* [Source data]:
|---|

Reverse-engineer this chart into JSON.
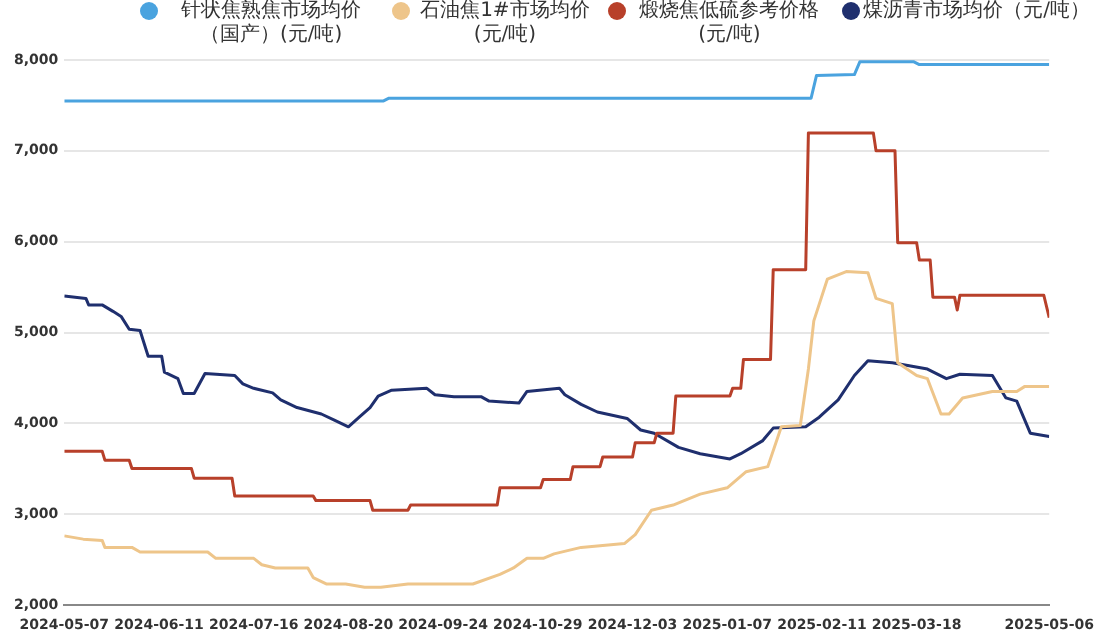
{
  "chart_data": {
    "type": "line",
    "legend": "top",
    "grid": "y",
    "marker": "none",
    "line_style": "solid",
    "xlim": [
      "2024-05-07",
      "2025-05-06"
    ],
    "xticks": [
      "2024-05-07",
      "2024-06-11",
      "2024-07-16",
      "2024-08-20",
      "2024-09-24",
      "2024-10-29",
      "2024-12-03",
      "2025-01-07",
      "2025-02-11",
      "2025-03-18",
      "2025-05-06"
    ],
    "ylim": [
      2000,
      8000
    ],
    "yticks": [
      {
        "value": 2000,
        "label": "2,000"
      },
      {
        "value": 3000,
        "label": "3,000"
      },
      {
        "value": 4000,
        "label": "4,000"
      },
      {
        "value": 5000,
        "label": "5,000"
      },
      {
        "value": 6000,
        "label": "6,000"
      },
      {
        "value": 7000,
        "label": "7,000"
      },
      {
        "value": 8000,
        "label": "8,000"
      }
    ],
    "series": [
      {
        "name": "针状焦熟焦市场均价（国产）(元/吨)",
        "color": "#4aa3df",
        "x": [
          "2024-05-07",
          "2024-09-02",
          "2024-09-04",
          "2025-02-07",
          "2025-02-09",
          "2025-02-23",
          "2025-02-25",
          "2025-03-17",
          "2025-03-19",
          "2025-05-06"
        ],
        "values": [
          7550,
          7550,
          7580,
          7580,
          7830,
          7840,
          7980,
          7980,
          7950,
          7950
        ]
      },
      {
        "name": "石油焦1#市场均价(元/吨)",
        "color": "#eec58a",
        "x": [
          "2024-05-07",
          "2024-05-14",
          "2024-05-21",
          "2024-05-22",
          "2024-06-01",
          "2024-06-04",
          "2024-06-29",
          "2024-07-02",
          "2024-07-16",
          "2024-07-19",
          "2024-07-24",
          "2024-08-05",
          "2024-08-07",
          "2024-08-12",
          "2024-08-19",
          "2024-08-26",
          "2024-09-01",
          "2024-09-11",
          "2024-10-05",
          "2024-10-15",
          "2024-10-20",
          "2024-10-25",
          "2024-10-31",
          "2024-11-04",
          "2024-11-14",
          "2024-11-30",
          "2024-12-04",
          "2024-12-10",
          "2024-12-18",
          "2024-12-28",
          "2025-01-07",
          "2025-01-14",
          "2025-01-22",
          "2025-01-27",
          "2025-02-03",
          "2025-02-06",
          "2025-02-08",
          "2025-02-13",
          "2025-02-20",
          "2025-02-28",
          "2025-03-03",
          "2025-03-09",
          "2025-03-11",
          "2025-03-18",
          "2025-03-22",
          "2025-03-27",
          "2025-03-30",
          "2025-04-04",
          "2025-04-15",
          "2025-04-24",
          "2025-04-27",
          "2025-05-06"
        ],
        "values": [
          2763,
          2727,
          2713,
          2636,
          2636,
          2586,
          2586,
          2516,
          2516,
          2445,
          2410,
          2410,
          2304,
          2233,
          2233,
          2198,
          2198,
          2233,
          2233,
          2339,
          2410,
          2516,
          2516,
          2565,
          2636,
          2678,
          2777,
          3045,
          3102,
          3222,
          3292,
          3469,
          3525,
          3963,
          3977,
          4599,
          5129,
          5588,
          5672,
          5658,
          5376,
          5319,
          4669,
          4528,
          4493,
          4104,
          4104,
          4281,
          4352,
          4352,
          4408,
          4408
        ]
      },
      {
        "name": "煅烧焦低硫参考价格(元/吨)",
        "color": "#b8402a",
        "x": [
          "2024-05-07",
          "2024-05-21",
          "2024-05-22",
          "2024-05-31",
          "2024-06-01",
          "2024-06-23",
          "2024-06-24",
          "2024-07-08",
          "2024-07-09",
          "2024-08-07",
          "2024-08-08",
          "2024-08-28",
          "2024-08-29",
          "2024-09-11",
          "2024-09-12",
          "2024-10-14",
          "2024-10-15",
          "2024-10-30",
          "2024-10-31",
          "2024-11-10",
          "2024-11-11",
          "2024-11-21",
          "2024-11-22",
          "2024-12-03",
          "2024-12-04",
          "2024-12-11",
          "2024-12-12",
          "2024-12-18",
          "2024-12-19",
          "2025-01-08",
          "2025-01-09",
          "2025-01-12",
          "2025-01-13",
          "2025-01-23",
          "2025-01-24",
          "2025-02-05",
          "2025-02-06",
          "2025-03-02",
          "2025-03-03",
          "2025-03-10",
          "2025-03-11",
          "2025-03-18",
          "2025-03-19",
          "2025-03-23",
          "2025-03-24",
          "2025-04-01",
          "2025-04-02",
          "2025-04-03",
          "2025-05-04",
          "2025-05-06"
        ],
        "values": [
          3695,
          3695,
          3596,
          3596,
          3504,
          3504,
          3398,
          3398,
          3201,
          3201,
          3151,
          3151,
          3045,
          3045,
          3102,
          3102,
          3292,
          3292,
          3384,
          3384,
          3525,
          3525,
          3631,
          3631,
          3787,
          3787,
          3893,
          3893,
          4302,
          4302,
          4387,
          4387,
          4705,
          4705,
          5693,
          5693,
          7198,
          7198,
          7000,
          7000,
          5990,
          5990,
          5799,
          5799,
          5390,
          5390,
          5249,
          5411,
          5411,
          5164
        ]
      },
      {
        "name": "煤沥青市场均价（元/吨）",
        "color": "#1f2f6e",
        "x": [
          "2024-05-07",
          "2024-05-15",
          "2024-05-16",
          "2024-05-21",
          "2024-05-25",
          "2024-05-28",
          "2024-05-31",
          "2024-06-04",
          "2024-06-07",
          "2024-06-12",
          "2024-06-13",
          "2024-06-18",
          "2024-06-20",
          "2024-06-24",
          "2024-06-28",
          "2024-07-09",
          "2024-07-12",
          "2024-07-16",
          "2024-07-23",
          "2024-07-26",
          "2024-08-01",
          "2024-08-10",
          "2024-08-15",
          "2024-08-20",
          "2024-08-24",
          "2024-08-28",
          "2024-08-31",
          "2024-09-05",
          "2024-09-18",
          "2024-09-21",
          "2024-09-28",
          "2024-10-08",
          "2024-10-11",
          "2024-10-22",
          "2024-10-25",
          "2024-11-06",
          "2024-11-08",
          "2024-11-14",
          "2024-11-20",
          "2024-12-01",
          "2024-12-06",
          "2024-12-11",
          "2024-12-20",
          "2024-12-28",
          "2025-01-08",
          "2025-01-12",
          "2025-01-20",
          "2025-01-24",
          "2025-02-05",
          "2025-02-10",
          "2025-02-17",
          "2025-02-23",
          "2025-02-28",
          "2025-03-09",
          "2025-03-22",
          "2025-03-29",
          "2025-04-03",
          "2025-04-15",
          "2025-04-20",
          "2025-04-24",
          "2025-04-29",
          "2025-05-06"
        ],
        "values": [
          5404,
          5376,
          5305,
          5305,
          5234,
          5178,
          5037,
          5023,
          4740,
          4740,
          4564,
          4493,
          4330,
          4330,
          4550,
          4528,
          4436,
          4387,
          4337,
          4260,
          4175,
          4104,
          4034,
          3963,
          4069,
          4175,
          4302,
          4366,
          4387,
          4316,
          4295,
          4295,
          4246,
          4225,
          4352,
          4387,
          4316,
          4210,
          4126,
          4055,
          3928,
          3893,
          3737,
          3667,
          3610,
          3667,
          3808,
          3949,
          3963,
          4069,
          4260,
          4528,
          4691,
          4669,
          4599,
          4493,
          4542,
          4528,
          4281,
          4246,
          3893,
          3857
        ]
      }
    ]
  }
}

|---|

* [Short exercise]:
Pictures are excluded; copy every other part of the records exactly.

* [Full response]:
Reverse-engineer this chart into JSON.
{
  "chart_data": {
    "type": "line",
    "legend": "top",
    "grid": "y",
    "marker": "none",
    "line_style": "solid",
    "xlim": [
      "2024-05-07",
      "2025-05-06"
    ],
    "xticks": [
      "2024-05-07",
      "2024-06-11",
      "2024-07-16",
      "2024-08-20",
      "2024-09-24",
      "2024-10-29",
      "2024-12-03",
      "2025-01-07",
      "2025-02-11",
      "2025-03-18",
      "2025-05-06"
    ],
    "ylim": [
      2000,
      8000
    ],
    "yticks": [
      {
        "value": 2000,
        "label": "2,000"
      },
      {
        "value": 3000,
        "label": "3,000"
      },
      {
        "value": 4000,
        "label": "4,000"
      },
      {
        "value": 5000,
        "label": "5,000"
      },
      {
        "value": 6000,
        "label": "6,000"
      },
      {
        "value": 7000,
        "label": "7,000"
      },
      {
        "value": 8000,
        "label": "8,000"
      }
    ],
    "series": [
      {
        "name": "针状焦熟焦市场均价（国产）(元/吨)",
        "color": "#4aa3df",
        "x": [
          "2024-05-07",
          "2024-09-02",
          "2024-09-04",
          "2025-02-07",
          "2025-02-09",
          "2025-02-23",
          "2025-02-25",
          "2025-03-17",
          "2025-03-19",
          "2025-05-06"
        ],
        "values": [
          7550,
          7550,
          7580,
          7580,
          7830,
          7840,
          7980,
          7980,
          7950,
          7950
        ]
      },
      {
        "name": "石油焦1#市场均价(元/吨)",
        "color": "#eec58a",
        "x": [
          "2024-05-07",
          "2024-05-14",
          "2024-05-21",
          "2024-05-22",
          "2024-06-01",
          "2024-06-04",
          "2024-06-29",
          "2024-07-02",
          "2024-07-16",
          "2024-07-19",
          "2024-07-24",
          "2024-08-05",
          "2024-08-07",
          "2024-08-12",
          "2024-08-19",
          "2024-08-26",
          "2024-09-01",
          "2024-09-11",
          "2024-10-05",
          "2024-10-15",
          "2024-10-20",
          "2024-10-25",
          "2024-10-31",
          "2024-11-04",
          "2024-11-14",
          "2024-11-30",
          "2024-12-04",
          "2024-12-10",
          "2024-12-18",
          "2024-12-28",
          "2025-01-07",
          "2025-01-14",
          "2025-01-22",
          "2025-01-27",
          "2025-02-03",
          "2025-02-06",
          "2025-02-08",
          "2025-02-13",
          "2025-02-20",
          "2025-02-28",
          "2025-03-03",
          "2025-03-09",
          "2025-03-11",
          "2025-03-18",
          "2025-03-22",
          "2025-03-27",
          "2025-03-30",
          "2025-04-04",
          "2025-04-15",
          "2025-04-24",
          "2025-04-27",
          "2025-05-06"
        ],
        "values": [
          2763,
          2727,
          2713,
          2636,
          2636,
          2586,
          2586,
          2516,
          2516,
          2445,
          2410,
          2410,
          2304,
          2233,
          2233,
          2198,
          2198,
          2233,
          2233,
          2339,
          2410,
          2516,
          2516,
          2565,
          2636,
          2678,
          2777,
          3045,
          3102,
          3222,
          3292,
          3469,
          3525,
          3963,
          3977,
          4599,
          5129,
          5588,
          5672,
          5658,
          5376,
          5319,
          4669,
          4528,
          4493,
          4104,
          4104,
          4281,
          4352,
          4352,
          4408,
          4408
        ]
      },
      {
        "name": "煅烧焦低硫参考价格(元/吨)",
        "color": "#b8402a",
        "x": [
          "2024-05-07",
          "2024-05-21",
          "2024-05-22",
          "2024-05-31",
          "2024-06-01",
          "2024-06-23",
          "2024-06-24",
          "2024-07-08",
          "2024-07-09",
          "2024-08-07",
          "2024-08-08",
          "2024-08-28",
          "2024-08-29",
          "2024-09-11",
          "2024-09-12",
          "2024-10-14",
          "2024-10-15",
          "2024-10-30",
          "2024-10-31",
          "2024-11-10",
          "2024-11-11",
          "2024-11-21",
          "2024-11-22",
          "2024-12-03",
          "2024-12-04",
          "2024-12-11",
          "2024-12-12",
          "2024-12-18",
          "2024-12-19",
          "2025-01-08",
          "2025-01-09",
          "2025-01-12",
          "2025-01-13",
          "2025-01-23",
          "2025-01-24",
          "2025-02-05",
          "2025-02-06",
          "2025-03-02",
          "2025-03-03",
          "2025-03-10",
          "2025-03-11",
          "2025-03-18",
          "2025-03-19",
          "2025-03-23",
          "2025-03-24",
          "2025-04-01",
          "2025-04-02",
          "2025-04-03",
          "2025-05-04",
          "2025-05-06"
        ],
        "values": [
          3695,
          3695,
          3596,
          3596,
          3504,
          3504,
          3398,
          3398,
          3201,
          3201,
          3151,
          3151,
          3045,
          3045,
          3102,
          3102,
          3292,
          3292,
          3384,
          3384,
          3525,
          3525,
          3631,
          3631,
          3787,
          3787,
          3893,
          3893,
          4302,
          4302,
          4387,
          4387,
          4705,
          4705,
          5693,
          5693,
          7198,
          7198,
          7000,
          7000,
          5990,
          5990,
          5799,
          5799,
          5390,
          5390,
          5249,
          5411,
          5411,
          5164
        ]
      },
      {
        "name": "煤沥青市场均价（元/吨）",
        "color": "#1f2f6e",
        "x": [
          "2024-05-07",
          "2024-05-15",
          "2024-05-16",
          "2024-05-21",
          "2024-05-25",
          "2024-05-28",
          "2024-05-31",
          "2024-06-04",
          "2024-06-07",
          "2024-06-12",
          "2024-06-13",
          "2024-06-18",
          "2024-06-20",
          "2024-06-24",
          "2024-06-28",
          "2024-07-09",
          "2024-07-12",
          "2024-07-16",
          "2024-07-23",
          "2024-07-26",
          "2024-08-01",
          "2024-08-10",
          "2024-08-15",
          "2024-08-20",
          "2024-08-24",
          "2024-08-28",
          "2024-08-31",
          "2024-09-05",
          "2024-09-18",
          "2024-09-21",
          "2024-09-28",
          "2024-10-08",
          "2024-10-11",
          "2024-10-22",
          "2024-10-25",
          "2024-11-06",
          "2024-11-08",
          "2024-11-14",
          "2024-11-20",
          "2024-12-01",
          "2024-12-06",
          "2024-12-11",
          "2024-12-20",
          "2024-12-28",
          "2025-01-08",
          "2025-01-12",
          "2025-01-20",
          "2025-01-24",
          "2025-02-05",
          "2025-02-10",
          "2025-02-17",
          "2025-02-23",
          "2025-02-28",
          "2025-03-09",
          "2025-03-22",
          "2025-03-29",
          "2025-04-03",
          "2025-04-15",
          "2025-04-20",
          "2025-04-24",
          "2025-04-29",
          "2025-05-06"
        ],
        "values": [
          5404,
          5376,
          5305,
          5305,
          5234,
          5178,
          5037,
          5023,
          4740,
          4740,
          4564,
          4493,
          4330,
          4330,
          4550,
          4528,
          4436,
          4387,
          4337,
          4260,
          4175,
          4104,
          4034,
          3963,
          4069,
          4175,
          4302,
          4366,
          4387,
          4316,
          4295,
          4295,
          4246,
          4225,
          4352,
          4387,
          4316,
          4210,
          4126,
          4055,
          3928,
          3893,
          3737,
          3667,
          3610,
          3667,
          3808,
          3949,
          3963,
          4069,
          4260,
          4528,
          4691,
          4669,
          4599,
          4493,
          4542,
          4528,
          4281,
          4246,
          3893,
          3857
        ]
      }
    ]
  }
}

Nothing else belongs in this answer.